### Description of the task
Filter for the word "type" and keep each matching line.

### Data shown
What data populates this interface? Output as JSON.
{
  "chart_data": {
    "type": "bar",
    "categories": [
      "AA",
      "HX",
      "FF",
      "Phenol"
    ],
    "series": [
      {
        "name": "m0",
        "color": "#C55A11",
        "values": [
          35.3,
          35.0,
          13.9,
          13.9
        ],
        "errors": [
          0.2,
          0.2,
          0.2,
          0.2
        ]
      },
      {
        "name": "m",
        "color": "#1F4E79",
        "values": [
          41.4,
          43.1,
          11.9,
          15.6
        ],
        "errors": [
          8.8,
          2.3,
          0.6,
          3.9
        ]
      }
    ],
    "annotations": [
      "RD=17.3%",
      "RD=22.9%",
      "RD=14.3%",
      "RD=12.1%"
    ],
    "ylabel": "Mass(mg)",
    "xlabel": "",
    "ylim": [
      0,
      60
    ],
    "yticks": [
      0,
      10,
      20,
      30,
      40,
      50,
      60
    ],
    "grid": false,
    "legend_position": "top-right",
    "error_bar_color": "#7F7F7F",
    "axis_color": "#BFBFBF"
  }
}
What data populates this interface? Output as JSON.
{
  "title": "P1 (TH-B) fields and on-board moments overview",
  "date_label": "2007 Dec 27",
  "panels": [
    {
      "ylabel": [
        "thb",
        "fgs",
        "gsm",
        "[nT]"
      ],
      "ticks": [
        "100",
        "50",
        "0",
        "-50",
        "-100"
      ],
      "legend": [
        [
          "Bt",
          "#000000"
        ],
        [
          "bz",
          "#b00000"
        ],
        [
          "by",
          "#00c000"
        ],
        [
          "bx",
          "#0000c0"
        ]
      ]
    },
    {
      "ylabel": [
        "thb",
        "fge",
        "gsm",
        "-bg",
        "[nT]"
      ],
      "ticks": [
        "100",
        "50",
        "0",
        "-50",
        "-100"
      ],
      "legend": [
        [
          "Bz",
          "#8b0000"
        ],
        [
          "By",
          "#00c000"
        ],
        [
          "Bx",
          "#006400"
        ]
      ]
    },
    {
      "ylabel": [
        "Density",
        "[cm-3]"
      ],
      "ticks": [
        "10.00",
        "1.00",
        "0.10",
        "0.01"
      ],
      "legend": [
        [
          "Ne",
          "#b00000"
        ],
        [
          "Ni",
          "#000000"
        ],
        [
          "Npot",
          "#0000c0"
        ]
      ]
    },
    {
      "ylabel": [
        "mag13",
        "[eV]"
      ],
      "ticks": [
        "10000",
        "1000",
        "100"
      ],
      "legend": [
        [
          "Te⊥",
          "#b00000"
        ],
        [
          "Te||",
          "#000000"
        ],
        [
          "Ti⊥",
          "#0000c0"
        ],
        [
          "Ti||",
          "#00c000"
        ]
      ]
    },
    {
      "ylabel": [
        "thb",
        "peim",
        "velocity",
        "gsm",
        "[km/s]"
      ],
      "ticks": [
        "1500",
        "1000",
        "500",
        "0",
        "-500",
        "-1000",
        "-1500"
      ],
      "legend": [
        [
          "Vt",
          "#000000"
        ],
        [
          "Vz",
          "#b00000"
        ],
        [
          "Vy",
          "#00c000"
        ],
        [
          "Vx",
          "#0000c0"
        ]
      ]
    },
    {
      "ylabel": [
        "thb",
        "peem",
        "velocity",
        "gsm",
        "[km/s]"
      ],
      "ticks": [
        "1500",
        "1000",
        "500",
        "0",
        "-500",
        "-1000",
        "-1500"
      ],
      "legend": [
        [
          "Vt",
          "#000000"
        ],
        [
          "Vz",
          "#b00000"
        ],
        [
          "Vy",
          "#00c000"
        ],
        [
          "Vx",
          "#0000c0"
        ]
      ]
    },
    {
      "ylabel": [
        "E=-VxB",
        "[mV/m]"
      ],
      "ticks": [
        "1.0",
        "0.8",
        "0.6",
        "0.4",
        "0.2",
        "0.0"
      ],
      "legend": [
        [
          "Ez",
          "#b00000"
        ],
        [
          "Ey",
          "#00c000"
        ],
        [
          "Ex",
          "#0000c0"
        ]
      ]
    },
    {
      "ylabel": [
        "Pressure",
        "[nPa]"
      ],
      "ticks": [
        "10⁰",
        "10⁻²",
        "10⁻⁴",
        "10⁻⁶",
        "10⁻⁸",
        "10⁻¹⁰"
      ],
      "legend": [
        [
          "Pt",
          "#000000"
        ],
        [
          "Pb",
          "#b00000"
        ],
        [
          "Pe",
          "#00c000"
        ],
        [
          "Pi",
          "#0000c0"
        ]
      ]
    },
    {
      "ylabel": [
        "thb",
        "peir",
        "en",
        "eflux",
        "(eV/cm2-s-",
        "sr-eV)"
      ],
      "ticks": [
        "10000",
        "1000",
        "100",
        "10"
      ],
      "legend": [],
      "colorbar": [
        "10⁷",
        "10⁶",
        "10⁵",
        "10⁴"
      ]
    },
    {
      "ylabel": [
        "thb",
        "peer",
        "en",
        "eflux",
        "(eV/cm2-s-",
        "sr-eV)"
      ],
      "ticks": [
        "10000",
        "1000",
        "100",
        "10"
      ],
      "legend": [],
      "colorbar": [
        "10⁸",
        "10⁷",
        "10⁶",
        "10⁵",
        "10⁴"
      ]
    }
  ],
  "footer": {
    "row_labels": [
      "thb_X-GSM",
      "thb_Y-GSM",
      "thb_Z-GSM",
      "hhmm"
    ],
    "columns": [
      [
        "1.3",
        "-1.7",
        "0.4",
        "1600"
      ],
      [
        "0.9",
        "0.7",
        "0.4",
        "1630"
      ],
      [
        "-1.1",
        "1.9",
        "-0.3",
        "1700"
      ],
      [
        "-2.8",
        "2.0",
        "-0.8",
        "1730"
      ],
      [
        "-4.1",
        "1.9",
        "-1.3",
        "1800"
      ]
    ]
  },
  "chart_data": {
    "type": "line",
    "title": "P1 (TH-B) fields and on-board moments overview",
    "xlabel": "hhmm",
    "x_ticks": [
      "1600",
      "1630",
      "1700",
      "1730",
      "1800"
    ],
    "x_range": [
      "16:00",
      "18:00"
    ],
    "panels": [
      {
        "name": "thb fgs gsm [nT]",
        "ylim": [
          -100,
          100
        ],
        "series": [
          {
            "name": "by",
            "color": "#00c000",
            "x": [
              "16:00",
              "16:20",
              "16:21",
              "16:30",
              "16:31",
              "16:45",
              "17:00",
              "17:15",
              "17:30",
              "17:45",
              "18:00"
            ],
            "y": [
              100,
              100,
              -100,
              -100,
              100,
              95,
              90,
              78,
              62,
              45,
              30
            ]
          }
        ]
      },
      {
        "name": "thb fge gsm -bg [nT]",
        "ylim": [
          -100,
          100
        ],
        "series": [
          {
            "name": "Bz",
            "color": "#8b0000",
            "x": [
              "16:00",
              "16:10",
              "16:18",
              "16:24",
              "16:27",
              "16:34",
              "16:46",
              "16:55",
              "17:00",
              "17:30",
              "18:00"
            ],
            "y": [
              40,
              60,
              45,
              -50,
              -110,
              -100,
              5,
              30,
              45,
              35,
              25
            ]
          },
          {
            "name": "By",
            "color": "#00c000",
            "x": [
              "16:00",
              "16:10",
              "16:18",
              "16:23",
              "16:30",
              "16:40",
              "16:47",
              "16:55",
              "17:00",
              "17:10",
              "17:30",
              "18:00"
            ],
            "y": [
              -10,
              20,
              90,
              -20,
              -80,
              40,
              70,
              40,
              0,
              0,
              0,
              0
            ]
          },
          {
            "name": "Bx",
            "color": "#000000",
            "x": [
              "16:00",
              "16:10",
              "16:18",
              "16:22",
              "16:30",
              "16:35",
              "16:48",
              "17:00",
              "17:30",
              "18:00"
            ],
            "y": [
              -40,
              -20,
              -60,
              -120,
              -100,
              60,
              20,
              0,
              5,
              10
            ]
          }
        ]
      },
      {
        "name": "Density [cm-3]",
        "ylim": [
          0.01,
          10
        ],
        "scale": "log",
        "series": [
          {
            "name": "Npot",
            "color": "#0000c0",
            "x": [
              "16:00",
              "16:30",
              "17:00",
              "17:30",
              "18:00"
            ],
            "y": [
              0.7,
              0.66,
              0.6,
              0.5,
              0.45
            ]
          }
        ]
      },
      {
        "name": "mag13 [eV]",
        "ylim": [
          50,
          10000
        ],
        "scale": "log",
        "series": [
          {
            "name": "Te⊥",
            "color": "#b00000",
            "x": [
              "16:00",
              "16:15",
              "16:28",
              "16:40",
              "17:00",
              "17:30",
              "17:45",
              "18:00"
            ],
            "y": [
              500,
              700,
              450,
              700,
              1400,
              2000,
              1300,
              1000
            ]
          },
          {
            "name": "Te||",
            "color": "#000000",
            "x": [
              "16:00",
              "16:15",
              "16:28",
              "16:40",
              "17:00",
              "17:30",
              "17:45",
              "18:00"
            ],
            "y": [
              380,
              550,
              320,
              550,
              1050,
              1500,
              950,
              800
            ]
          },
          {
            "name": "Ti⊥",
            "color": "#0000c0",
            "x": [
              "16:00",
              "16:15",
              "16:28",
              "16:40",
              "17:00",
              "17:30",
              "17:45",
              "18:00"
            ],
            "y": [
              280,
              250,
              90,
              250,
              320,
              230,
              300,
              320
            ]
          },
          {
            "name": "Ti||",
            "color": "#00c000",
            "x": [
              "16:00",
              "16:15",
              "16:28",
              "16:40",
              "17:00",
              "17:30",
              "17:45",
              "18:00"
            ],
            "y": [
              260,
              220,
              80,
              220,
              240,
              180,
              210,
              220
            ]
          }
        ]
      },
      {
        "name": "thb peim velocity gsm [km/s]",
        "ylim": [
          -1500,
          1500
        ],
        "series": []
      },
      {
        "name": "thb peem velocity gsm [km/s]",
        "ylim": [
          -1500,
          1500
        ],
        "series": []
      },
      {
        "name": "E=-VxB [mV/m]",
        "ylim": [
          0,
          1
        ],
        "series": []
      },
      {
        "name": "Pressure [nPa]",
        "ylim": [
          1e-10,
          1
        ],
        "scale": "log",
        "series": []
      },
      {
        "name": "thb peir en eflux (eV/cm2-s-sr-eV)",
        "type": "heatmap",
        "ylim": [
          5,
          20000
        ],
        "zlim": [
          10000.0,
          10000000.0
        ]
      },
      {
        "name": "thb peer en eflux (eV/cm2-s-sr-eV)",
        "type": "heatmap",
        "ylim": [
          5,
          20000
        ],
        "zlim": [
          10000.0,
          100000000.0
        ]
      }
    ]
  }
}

### Task response
    "type": "bar",
    "type": "line",
        "type": "heatmap",
        "type": "heatmap",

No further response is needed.